* **DIRECTION**:
Your task is to give the number of lines in the listing that include "Large", and nothing else.

Records from a collection of figures

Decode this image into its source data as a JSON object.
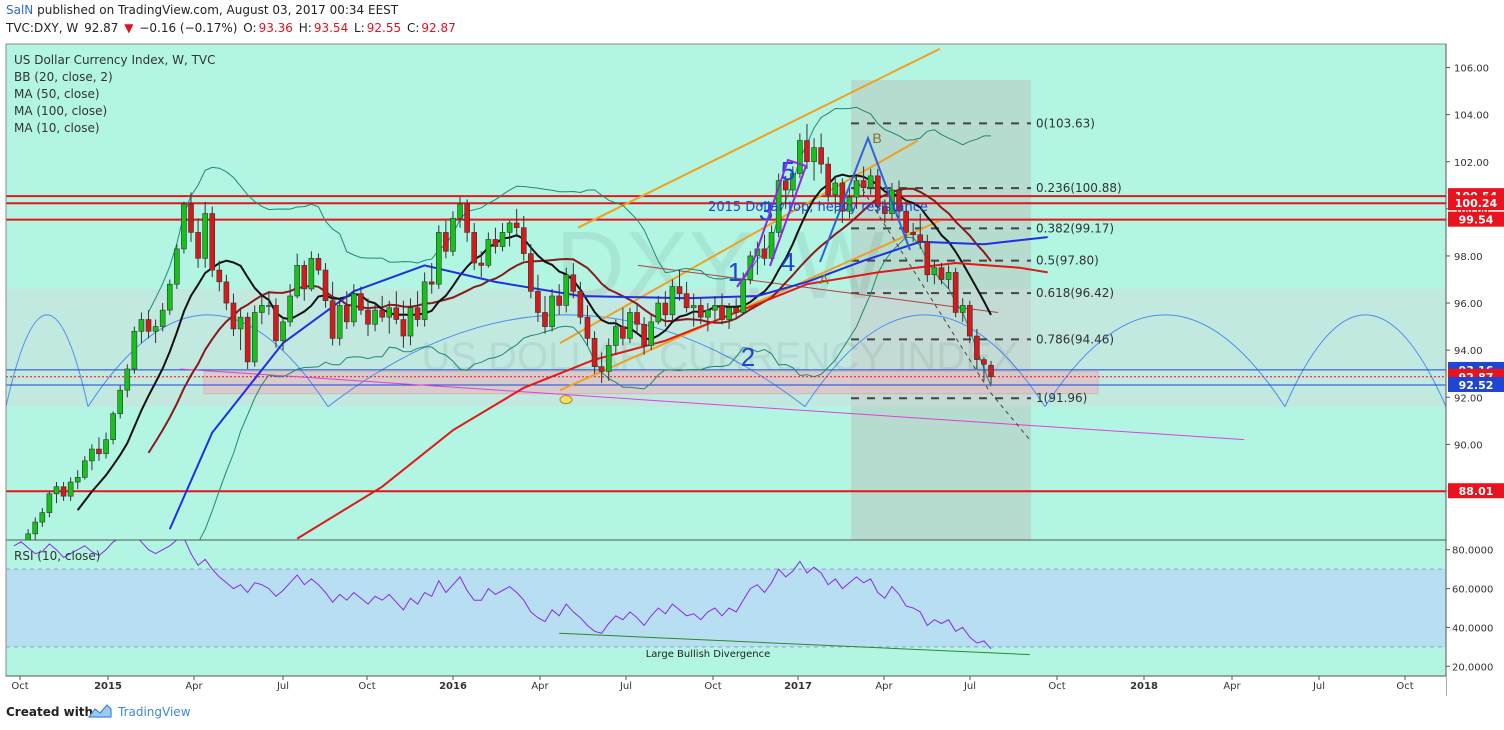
{
  "header": {
    "user": "SalN",
    "published": "published on TradingView.com, August 03, 2017 00:34 EEST",
    "symbol_line": "TVC:DXY, W",
    "last": "92.87",
    "change": "−0.16 (−0.17%)",
    "open_label": "O:",
    "open": "93.36",
    "high_label": "H:",
    "high": "93.54",
    "low_label": "L:",
    "low": "92.55",
    "close_label": "C:",
    "close": "92.87"
  },
  "legend": [
    "US Dollar Currency Index, W, TVC",
    "BB (20, close, 2)",
    "MA (50, close)",
    "MA (100, close)",
    "MA (10, close)"
  ],
  "watermark": {
    "big": "DXY, W",
    "sub": "US DOLLAR CURRENCY INDEX"
  },
  "annotations": {
    "resistance": "2015 Dollar top, heavy resistance",
    "divergence": "Large Bullish Divergence",
    "waves": [
      "1",
      "2",
      "3",
      "4",
      "5",
      "A",
      "B"
    ]
  },
  "fib_levels": [
    {
      "label": "0(103.63)",
      "value": 103.63
    },
    {
      "label": "0.236(100.88)",
      "value": 100.88
    },
    {
      "label": "0.382(99.17)",
      "value": 99.17
    },
    {
      "label": "0.5(97.80)",
      "value": 97.8
    },
    {
      "label": "0.618(96.42)",
      "value": 96.42
    },
    {
      "label": "0.786(94.46)",
      "value": 94.46
    },
    {
      "label": "1(91.96)",
      "value": 91.96
    }
  ],
  "price_tags": [
    {
      "text": "100.54",
      "value": 100.54,
      "color": "#e8131c"
    },
    {
      "text": "100.24",
      "value": 100.24,
      "color": "#e8131c"
    },
    {
      "text": "99.54",
      "value": 99.54,
      "color": "#e8131c"
    },
    {
      "text": "93.16",
      "value": 93.16,
      "color": "#1f45d3"
    },
    {
      "text": "92.87",
      "value": 92.87,
      "color": "#e8131c"
    },
    {
      "text": "92.52",
      "value": 92.52,
      "color": "#1f45d3"
    },
    {
      "text": "88.01",
      "value": 88.01,
      "color": "#e8131c"
    }
  ],
  "chart_data": {
    "type": "candlestick",
    "title": "US Dollar Currency Index, W, TVC",
    "y_ticks": [
      "106.00",
      "104.00",
      "102.00",
      "100.00",
      "98.00",
      "96.00",
      "94.00",
      "92.00",
      "90.00"
    ],
    "ylim": [
      85,
      107
    ],
    "x_ticks": [
      "Oct",
      "2015",
      "Apr",
      "Jul",
      "Oct",
      "2016",
      "Apr",
      "Jul",
      "Oct",
      "2017",
      "Apr",
      "Jul",
      "Oct",
      "2018",
      "Apr",
      "Jul",
      "Oct"
    ],
    "x_bold": [
      "2015",
      "2016",
      "2017",
      "2018"
    ],
    "ohlc_weekly": [
      [
        85.2,
        85.6,
        84.8,
        85.4
      ],
      [
        85.4,
        85.9,
        85.1,
        85.8
      ],
      [
        85.8,
        86.4,
        85.5,
        86.2
      ],
      [
        86.2,
        86.9,
        85.9,
        86.7
      ],
      [
        86.7,
        87.3,
        86.5,
        87.1
      ],
      [
        87.1,
        88.0,
        86.9,
        87.9
      ],
      [
        87.9,
        88.4,
        87.5,
        88.2
      ],
      [
        88.2,
        88.4,
        87.6,
        87.8
      ],
      [
        87.8,
        88.6,
        87.6,
        88.4
      ],
      [
        88.4,
        88.9,
        88.1,
        88.6
      ],
      [
        88.6,
        89.5,
        88.5,
        89.3
      ],
      [
        89.3,
        90.0,
        88.9,
        89.8
      ],
      [
        89.8,
        90.3,
        89.3,
        89.6
      ],
      [
        89.6,
        90.5,
        89.4,
        90.2
      ],
      [
        90.2,
        91.4,
        90.0,
        91.3
      ],
      [
        91.3,
        92.5,
        91.1,
        92.3
      ],
      [
        92.3,
        93.4,
        92.0,
        93.2
      ],
      [
        93.2,
        95.0,
        93.0,
        94.8
      ],
      [
        94.8,
        95.6,
        94.3,
        95.3
      ],
      [
        95.3,
        95.7,
        94.5,
        94.8
      ],
      [
        94.8,
        95.3,
        94.3,
        95.0
      ],
      [
        95.0,
        96.0,
        94.8,
        95.7
      ],
      [
        95.7,
        97.0,
        95.5,
        96.8
      ],
      [
        96.8,
        98.5,
        96.6,
        98.3
      ],
      [
        98.3,
        100.3,
        98.1,
        100.2
      ],
      [
        100.2,
        100.7,
        98.6,
        99.0
      ],
      [
        99.0,
        99.6,
        97.5,
        97.9
      ],
      [
        97.9,
        100.3,
        97.5,
        99.8
      ],
      [
        99.8,
        100.1,
        97.1,
        97.4
      ],
      [
        97.4,
        97.8,
        96.5,
        96.9
      ],
      [
        96.9,
        97.2,
        95.7,
        96.0
      ],
      [
        96.0,
        96.4,
        94.6,
        94.9
      ],
      [
        94.9,
        95.8,
        94.0,
        95.4
      ],
      [
        95.4,
        95.6,
        93.2,
        93.5
      ],
      [
        93.5,
        95.9,
        93.3,
        95.6
      ],
      [
        95.6,
        96.4,
        95.1,
        95.9
      ],
      [
        95.9,
        96.5,
        95.5,
        95.9
      ],
      [
        95.9,
        96.2,
        94.1,
        94.4
      ],
      [
        94.4,
        95.4,
        94.0,
        95.2
      ],
      [
        95.2,
        96.8,
        95.0,
        96.3
      ],
      [
        96.3,
        98.1,
        96.2,
        97.6
      ],
      [
        97.6,
        97.8,
        96.1,
        96.6
      ],
      [
        96.6,
        98.2,
        96.5,
        97.9
      ],
      [
        97.9,
        98.1,
        97.2,
        97.4
      ],
      [
        97.4,
        97.7,
        95.8,
        96.1
      ],
      [
        96.1,
        96.9,
        94.2,
        94.5
      ],
      [
        94.5,
        96.2,
        94.2,
        95.9
      ],
      [
        95.9,
        96.5,
        94.9,
        95.2
      ],
      [
        95.2,
        96.8,
        95.0,
        96.4
      ],
      [
        96.4,
        96.7,
        95.5,
        95.7
      ],
      [
        95.7,
        96.2,
        94.6,
        95.1
      ],
      [
        95.1,
        96.0,
        94.8,
        95.7
      ],
      [
        95.7,
        96.3,
        95.2,
        95.4
      ],
      [
        95.4,
        96.1,
        94.7,
        95.8
      ],
      [
        95.8,
        96.5,
        95.1,
        95.3
      ],
      [
        95.3,
        96.1,
        94.1,
        94.6
      ],
      [
        94.6,
        96.2,
        94.2,
        95.8
      ],
      [
        95.8,
        96.5,
        95.0,
        95.3
      ],
      [
        95.3,
        97.3,
        95.0,
        96.9
      ],
      [
        96.9,
        97.7,
        96.4,
        96.8
      ],
      [
        96.8,
        99.3,
        96.6,
        99.0
      ],
      [
        99.0,
        99.5,
        97.9,
        98.2
      ],
      [
        98.2,
        99.9,
        98.0,
        99.6
      ],
      [
        99.6,
        100.5,
        99.2,
        100.2
      ],
      [
        100.2,
        100.4,
        98.6,
        99.0
      ],
      [
        99.0,
        99.4,
        97.4,
        97.7
      ],
      [
        97.7,
        98.2,
        97.1,
        97.6
      ],
      [
        97.6,
        99.0,
        97.5,
        98.7
      ],
      [
        98.7,
        99.2,
        98.1,
        98.4
      ],
      [
        98.4,
        99.4,
        98.2,
        99.0
      ],
      [
        99.0,
        99.5,
        98.4,
        99.4
      ],
      [
        99.4,
        100.0,
        98.8,
        99.2
      ],
      [
        99.2,
        99.7,
        97.8,
        98.1
      ],
      [
        98.1,
        98.5,
        96.2,
        96.5
      ],
      [
        96.5,
        97.2,
        95.2,
        95.6
      ],
      [
        95.6,
        96.3,
        94.7,
        95.0
      ],
      [
        95.0,
        96.6,
        94.8,
        96.3
      ],
      [
        96.3,
        96.8,
        95.5,
        95.9
      ],
      [
        95.9,
        97.5,
        95.6,
        97.2
      ],
      [
        97.2,
        97.7,
        96.2,
        96.5
      ],
      [
        96.5,
        96.9,
        95.1,
        95.4
      ],
      [
        95.4,
        95.9,
        94.2,
        94.5
      ],
      [
        94.5,
        94.8,
        93.0,
        93.3
      ],
      [
        93.3,
        93.9,
        92.6,
        93.1
      ],
      [
        93.1,
        94.5,
        92.7,
        94.2
      ],
      [
        94.2,
        95.3,
        93.8,
        95.0
      ],
      [
        95.0,
        95.8,
        94.2,
        94.5
      ],
      [
        94.5,
        95.8,
        94.3,
        95.6
      ],
      [
        95.6,
        96.0,
        94.7,
        95.1
      ],
      [
        95.1,
        95.4,
        93.8,
        94.2
      ],
      [
        94.2,
        95.5,
        94.0,
        95.2
      ],
      [
        95.2,
        96.3,
        95.1,
        96.0
      ],
      [
        96.0,
        96.5,
        95.0,
        95.5
      ],
      [
        95.5,
        97.0,
        95.2,
        96.7
      ],
      [
        96.7,
        97.4,
        96.1,
        96.4
      ],
      [
        96.4,
        96.9,
        95.6,
        95.8
      ],
      [
        95.8,
        96.4,
        95.0,
        95.9
      ],
      [
        95.9,
        96.2,
        95.1,
        95.4
      ],
      [
        95.4,
        96.0,
        94.8,
        95.7
      ],
      [
        95.7,
        96.3,
        95.2,
        95.9
      ],
      [
        95.9,
        96.4,
        95.1,
        95.3
      ],
      [
        95.3,
        96.0,
        94.9,
        95.8
      ],
      [
        95.8,
        96.2,
        95.4,
        95.6
      ],
      [
        95.6,
        97.3,
        95.5,
        97.0
      ],
      [
        97.0,
        98.2,
        96.8,
        98.0
      ],
      [
        98.0,
        98.6,
        97.2,
        98.3
      ],
      [
        98.3,
        98.9,
        97.6,
        97.9
      ],
      [
        97.9,
        99.3,
        97.7,
        99.0
      ],
      [
        99.0,
        101.5,
        98.8,
        101.2
      ],
      [
        101.2,
        101.4,
        100.0,
        100.8
      ],
      [
        100.8,
        101.8,
        100.5,
        101.5
      ],
      [
        101.5,
        103.2,
        101.3,
        102.9
      ],
      [
        102.9,
        103.6,
        101.7,
        102.0
      ],
      [
        102.0,
        103.0,
        101.2,
        102.6
      ],
      [
        102.6,
        103.2,
        101.5,
        101.9
      ],
      [
        101.9,
        102.2,
        100.3,
        100.6
      ],
      [
        100.6,
        101.4,
        99.8,
        101.1
      ],
      [
        101.1,
        101.3,
        99.4,
        99.9
      ],
      [
        99.9,
        101.0,
        99.6,
        100.5
      ],
      [
        100.5,
        101.4,
        100.0,
        101.2
      ],
      [
        101.2,
        101.8,
        100.5,
        100.9
      ],
      [
        100.9,
        101.7,
        100.6,
        101.4
      ],
      [
        101.4,
        101.7,
        99.8,
        100.1
      ],
      [
        100.1,
        100.4,
        99.4,
        99.8
      ],
      [
        99.8,
        101.1,
        99.5,
        100.8
      ],
      [
        100.8,
        101.2,
        99.6,
        99.9
      ],
      [
        99.9,
        100.4,
        98.7,
        99.0
      ],
      [
        99.0,
        99.4,
        98.6,
        98.9
      ],
      [
        98.9,
        99.8,
        98.3,
        98.6
      ],
      [
        98.6,
        98.9,
        96.9,
        97.2
      ],
      [
        97.2,
        97.8,
        96.8,
        97.5
      ],
      [
        97.5,
        97.7,
        96.8,
        97.0
      ],
      [
        97.0,
        97.6,
        96.6,
        97.3
      ],
      [
        97.3,
        97.5,
        95.4,
        95.6
      ],
      [
        95.6,
        96.2,
        95.2,
        95.9
      ],
      [
        95.9,
        96.1,
        94.3,
        94.6
      ],
      [
        94.6,
        94.9,
        93.2,
        93.6
      ],
      [
        93.6,
        93.7,
        92.7,
        93.4
      ],
      [
        93.36,
        93.54,
        92.55,
        92.87
      ]
    ],
    "rsi": {
      "label": "RSI (10, close)",
      "y_ticks": [
        "80.0000",
        "60.0000",
        "40.0000",
        "20.0000"
      ],
      "ylim": [
        15,
        85
      ],
      "band": [
        30,
        70
      ],
      "values": [
        82,
        84,
        81,
        78,
        79,
        83,
        80,
        76,
        78,
        80,
        82,
        79,
        77,
        80,
        84,
        86,
        87,
        88,
        84,
        80,
        78,
        80,
        82,
        85,
        86,
        78,
        72,
        75,
        70,
        66,
        63,
        60,
        62,
        58,
        63,
        62,
        60,
        56,
        59,
        63,
        67,
        62,
        65,
        62,
        58,
        53,
        57,
        54,
        58,
        55,
        52,
        56,
        54,
        57,
        53,
        49,
        55,
        52,
        58,
        56,
        64,
        58,
        62,
        66,
        59,
        54,
        54,
        60,
        57,
        59,
        61,
        58,
        54,
        48,
        45,
        43,
        49,
        46,
        52,
        48,
        45,
        41,
        38,
        37,
        42,
        46,
        44,
        48,
        45,
        41,
        46,
        50,
        47,
        52,
        49,
        46,
        47,
        44,
        48,
        50,
        46,
        50,
        48,
        54,
        60,
        62,
        58,
        63,
        70,
        66,
        69,
        74,
        68,
        71,
        68,
        62,
        65,
        60,
        63,
        66,
        63,
        65,
        58,
        55,
        61,
        57,
        51,
        50,
        48,
        41,
        44,
        42,
        44,
        38,
        40,
        35,
        32,
        33,
        29
      ]
    },
    "divergence_label": "Large Bullish Divergence"
  },
  "footer": {
    "created": "Created with",
    "brand": "TradingView"
  }
}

* **THE RESPONSE**:
2